◆ **EXERCISE**:
In the data that follows, count every line holding the string "Loss" and give the count alone.
--- Start MATERIAL FOR THE TASK ---
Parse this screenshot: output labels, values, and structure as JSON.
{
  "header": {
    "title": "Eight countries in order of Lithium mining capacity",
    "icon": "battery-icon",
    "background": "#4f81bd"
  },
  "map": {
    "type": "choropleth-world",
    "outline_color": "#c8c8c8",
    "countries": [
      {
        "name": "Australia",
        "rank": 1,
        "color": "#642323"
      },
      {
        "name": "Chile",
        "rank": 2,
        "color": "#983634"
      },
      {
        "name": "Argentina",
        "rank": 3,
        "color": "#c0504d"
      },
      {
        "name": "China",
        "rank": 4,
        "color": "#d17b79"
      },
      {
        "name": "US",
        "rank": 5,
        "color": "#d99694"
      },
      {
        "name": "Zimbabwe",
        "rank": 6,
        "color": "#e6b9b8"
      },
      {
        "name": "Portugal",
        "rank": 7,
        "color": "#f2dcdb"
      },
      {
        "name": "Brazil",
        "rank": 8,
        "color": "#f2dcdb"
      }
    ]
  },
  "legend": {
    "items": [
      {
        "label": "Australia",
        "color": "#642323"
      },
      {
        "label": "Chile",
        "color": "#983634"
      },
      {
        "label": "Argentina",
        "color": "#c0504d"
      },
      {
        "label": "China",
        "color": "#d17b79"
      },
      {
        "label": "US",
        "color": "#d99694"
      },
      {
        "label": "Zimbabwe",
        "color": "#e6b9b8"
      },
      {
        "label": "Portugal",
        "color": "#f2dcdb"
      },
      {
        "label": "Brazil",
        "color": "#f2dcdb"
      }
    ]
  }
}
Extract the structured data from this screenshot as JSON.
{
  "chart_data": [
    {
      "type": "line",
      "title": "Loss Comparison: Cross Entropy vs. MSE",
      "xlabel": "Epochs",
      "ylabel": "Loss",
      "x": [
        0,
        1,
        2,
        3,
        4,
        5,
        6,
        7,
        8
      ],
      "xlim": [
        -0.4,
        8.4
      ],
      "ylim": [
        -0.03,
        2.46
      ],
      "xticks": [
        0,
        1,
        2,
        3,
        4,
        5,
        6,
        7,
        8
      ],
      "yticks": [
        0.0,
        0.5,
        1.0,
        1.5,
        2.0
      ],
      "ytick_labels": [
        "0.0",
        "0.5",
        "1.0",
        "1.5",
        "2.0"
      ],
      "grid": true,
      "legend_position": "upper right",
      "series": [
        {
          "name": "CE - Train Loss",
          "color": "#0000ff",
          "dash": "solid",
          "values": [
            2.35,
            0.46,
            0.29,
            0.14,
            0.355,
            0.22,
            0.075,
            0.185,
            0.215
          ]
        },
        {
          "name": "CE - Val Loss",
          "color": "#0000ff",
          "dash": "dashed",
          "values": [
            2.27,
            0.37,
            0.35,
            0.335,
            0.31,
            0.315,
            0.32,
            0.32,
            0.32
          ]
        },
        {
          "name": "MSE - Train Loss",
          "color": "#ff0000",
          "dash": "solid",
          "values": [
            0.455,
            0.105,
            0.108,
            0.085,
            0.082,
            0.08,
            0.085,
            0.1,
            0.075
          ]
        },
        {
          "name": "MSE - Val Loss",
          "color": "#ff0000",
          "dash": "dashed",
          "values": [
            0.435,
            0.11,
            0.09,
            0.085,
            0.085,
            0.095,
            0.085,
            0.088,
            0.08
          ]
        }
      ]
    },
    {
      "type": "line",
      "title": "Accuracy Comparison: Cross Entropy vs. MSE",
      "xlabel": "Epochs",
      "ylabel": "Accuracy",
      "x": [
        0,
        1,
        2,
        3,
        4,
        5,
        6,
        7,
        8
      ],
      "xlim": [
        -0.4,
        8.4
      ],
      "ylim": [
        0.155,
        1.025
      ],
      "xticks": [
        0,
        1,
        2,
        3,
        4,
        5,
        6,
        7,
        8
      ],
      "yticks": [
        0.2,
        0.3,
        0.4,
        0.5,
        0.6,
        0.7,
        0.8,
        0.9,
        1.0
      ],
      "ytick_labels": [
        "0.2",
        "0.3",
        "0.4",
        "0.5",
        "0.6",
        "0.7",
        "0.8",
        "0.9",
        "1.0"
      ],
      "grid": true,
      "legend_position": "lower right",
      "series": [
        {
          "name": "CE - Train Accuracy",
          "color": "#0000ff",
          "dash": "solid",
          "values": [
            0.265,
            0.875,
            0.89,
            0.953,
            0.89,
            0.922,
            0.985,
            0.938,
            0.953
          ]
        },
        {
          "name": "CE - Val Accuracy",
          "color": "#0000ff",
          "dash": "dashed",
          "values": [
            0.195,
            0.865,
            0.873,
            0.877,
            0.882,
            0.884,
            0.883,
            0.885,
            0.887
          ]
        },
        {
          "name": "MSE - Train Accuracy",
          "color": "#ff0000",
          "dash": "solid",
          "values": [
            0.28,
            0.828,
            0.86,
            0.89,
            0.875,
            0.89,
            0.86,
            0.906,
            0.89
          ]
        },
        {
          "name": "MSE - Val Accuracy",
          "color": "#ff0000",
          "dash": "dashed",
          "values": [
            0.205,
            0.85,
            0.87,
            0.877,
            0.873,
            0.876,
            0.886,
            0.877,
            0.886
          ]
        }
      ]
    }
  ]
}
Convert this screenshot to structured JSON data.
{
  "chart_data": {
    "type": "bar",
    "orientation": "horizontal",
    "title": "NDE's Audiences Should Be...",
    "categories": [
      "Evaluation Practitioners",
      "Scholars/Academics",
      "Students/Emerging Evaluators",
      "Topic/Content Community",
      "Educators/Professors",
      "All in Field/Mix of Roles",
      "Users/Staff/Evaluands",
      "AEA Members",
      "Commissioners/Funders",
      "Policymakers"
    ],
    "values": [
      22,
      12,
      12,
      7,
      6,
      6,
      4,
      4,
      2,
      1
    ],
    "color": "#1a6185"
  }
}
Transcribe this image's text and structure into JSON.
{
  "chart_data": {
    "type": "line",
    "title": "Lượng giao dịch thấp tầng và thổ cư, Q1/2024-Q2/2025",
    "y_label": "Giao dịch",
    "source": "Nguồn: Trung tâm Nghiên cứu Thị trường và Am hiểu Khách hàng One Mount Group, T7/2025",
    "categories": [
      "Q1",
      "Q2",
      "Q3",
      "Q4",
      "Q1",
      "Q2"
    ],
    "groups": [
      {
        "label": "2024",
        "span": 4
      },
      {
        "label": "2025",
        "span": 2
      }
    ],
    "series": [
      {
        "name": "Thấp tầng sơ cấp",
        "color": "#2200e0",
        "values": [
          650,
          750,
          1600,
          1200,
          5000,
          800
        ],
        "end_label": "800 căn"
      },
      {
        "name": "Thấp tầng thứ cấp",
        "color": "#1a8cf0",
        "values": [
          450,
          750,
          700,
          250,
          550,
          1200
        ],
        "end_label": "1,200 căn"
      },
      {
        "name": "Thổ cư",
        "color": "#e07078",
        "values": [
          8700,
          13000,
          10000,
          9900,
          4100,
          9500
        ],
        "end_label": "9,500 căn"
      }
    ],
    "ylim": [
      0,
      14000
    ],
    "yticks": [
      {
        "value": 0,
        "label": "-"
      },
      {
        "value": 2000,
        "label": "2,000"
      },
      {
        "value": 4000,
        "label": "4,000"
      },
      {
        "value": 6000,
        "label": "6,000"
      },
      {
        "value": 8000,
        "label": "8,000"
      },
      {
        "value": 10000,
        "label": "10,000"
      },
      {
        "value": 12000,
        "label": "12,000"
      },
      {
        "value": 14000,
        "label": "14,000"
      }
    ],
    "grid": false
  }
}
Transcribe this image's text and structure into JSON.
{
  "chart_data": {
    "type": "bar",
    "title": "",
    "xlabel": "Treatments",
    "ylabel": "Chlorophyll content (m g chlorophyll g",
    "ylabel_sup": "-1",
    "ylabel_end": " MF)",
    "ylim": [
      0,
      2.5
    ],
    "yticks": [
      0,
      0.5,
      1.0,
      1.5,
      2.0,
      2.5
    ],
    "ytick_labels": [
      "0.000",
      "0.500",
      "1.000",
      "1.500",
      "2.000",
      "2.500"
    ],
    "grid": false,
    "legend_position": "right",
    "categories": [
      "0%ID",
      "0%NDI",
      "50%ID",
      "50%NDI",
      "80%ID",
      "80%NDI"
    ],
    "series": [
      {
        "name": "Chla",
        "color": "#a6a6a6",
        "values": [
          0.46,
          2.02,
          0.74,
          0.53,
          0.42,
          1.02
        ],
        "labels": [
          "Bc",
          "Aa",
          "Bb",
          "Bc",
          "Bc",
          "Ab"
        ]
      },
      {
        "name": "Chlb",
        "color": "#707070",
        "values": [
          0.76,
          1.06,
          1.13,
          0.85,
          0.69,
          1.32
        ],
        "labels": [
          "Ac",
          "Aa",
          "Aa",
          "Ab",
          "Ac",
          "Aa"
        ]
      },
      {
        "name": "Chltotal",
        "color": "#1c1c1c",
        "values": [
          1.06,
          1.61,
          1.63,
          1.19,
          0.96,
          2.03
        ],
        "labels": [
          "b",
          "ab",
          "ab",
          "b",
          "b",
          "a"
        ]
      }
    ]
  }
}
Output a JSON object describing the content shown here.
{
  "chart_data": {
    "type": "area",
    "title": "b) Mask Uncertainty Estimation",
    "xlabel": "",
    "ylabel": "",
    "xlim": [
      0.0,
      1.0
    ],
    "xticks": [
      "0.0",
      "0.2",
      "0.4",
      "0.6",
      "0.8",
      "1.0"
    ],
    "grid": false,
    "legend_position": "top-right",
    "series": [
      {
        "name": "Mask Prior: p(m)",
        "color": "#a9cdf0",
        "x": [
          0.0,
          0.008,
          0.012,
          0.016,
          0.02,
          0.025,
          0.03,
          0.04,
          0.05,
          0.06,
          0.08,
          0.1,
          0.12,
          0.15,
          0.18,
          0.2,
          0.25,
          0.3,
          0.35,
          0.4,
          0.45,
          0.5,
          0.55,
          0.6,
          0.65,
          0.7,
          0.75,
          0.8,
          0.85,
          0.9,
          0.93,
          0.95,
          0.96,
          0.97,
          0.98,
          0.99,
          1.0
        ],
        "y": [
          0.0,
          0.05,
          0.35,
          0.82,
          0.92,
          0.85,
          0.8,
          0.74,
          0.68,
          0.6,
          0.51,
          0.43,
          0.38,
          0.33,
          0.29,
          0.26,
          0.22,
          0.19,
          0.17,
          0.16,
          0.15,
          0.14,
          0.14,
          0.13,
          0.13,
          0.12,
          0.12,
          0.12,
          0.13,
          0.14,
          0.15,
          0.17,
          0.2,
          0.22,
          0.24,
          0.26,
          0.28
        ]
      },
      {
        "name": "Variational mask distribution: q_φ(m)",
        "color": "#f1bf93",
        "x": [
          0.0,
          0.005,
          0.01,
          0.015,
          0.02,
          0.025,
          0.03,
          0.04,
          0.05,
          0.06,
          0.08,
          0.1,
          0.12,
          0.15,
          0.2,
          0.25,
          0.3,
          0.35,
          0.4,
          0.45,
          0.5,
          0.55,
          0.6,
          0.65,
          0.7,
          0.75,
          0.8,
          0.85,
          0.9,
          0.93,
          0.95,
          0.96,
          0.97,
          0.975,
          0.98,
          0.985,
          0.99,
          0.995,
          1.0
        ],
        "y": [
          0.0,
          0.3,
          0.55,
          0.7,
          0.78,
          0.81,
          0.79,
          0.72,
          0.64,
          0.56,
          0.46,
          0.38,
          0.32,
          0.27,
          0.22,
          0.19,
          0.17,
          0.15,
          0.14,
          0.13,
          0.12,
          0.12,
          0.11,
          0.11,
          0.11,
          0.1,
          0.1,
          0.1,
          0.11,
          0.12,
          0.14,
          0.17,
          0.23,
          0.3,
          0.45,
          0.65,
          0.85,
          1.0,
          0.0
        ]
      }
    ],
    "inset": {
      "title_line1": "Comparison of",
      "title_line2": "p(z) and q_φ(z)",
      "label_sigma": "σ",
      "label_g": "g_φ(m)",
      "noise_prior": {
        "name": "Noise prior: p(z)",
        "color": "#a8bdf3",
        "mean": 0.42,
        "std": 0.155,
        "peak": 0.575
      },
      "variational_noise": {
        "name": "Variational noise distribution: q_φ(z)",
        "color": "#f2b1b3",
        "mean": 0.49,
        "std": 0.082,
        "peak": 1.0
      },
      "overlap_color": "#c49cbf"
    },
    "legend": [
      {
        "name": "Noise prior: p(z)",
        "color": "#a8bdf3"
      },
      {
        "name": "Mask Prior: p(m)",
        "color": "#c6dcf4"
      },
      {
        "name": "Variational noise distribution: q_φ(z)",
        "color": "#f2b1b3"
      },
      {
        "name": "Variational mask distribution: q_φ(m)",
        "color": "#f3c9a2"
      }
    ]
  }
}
--- End MATERIAL FOR THE TASK ---
◆ **TASK RESPONSE**:
6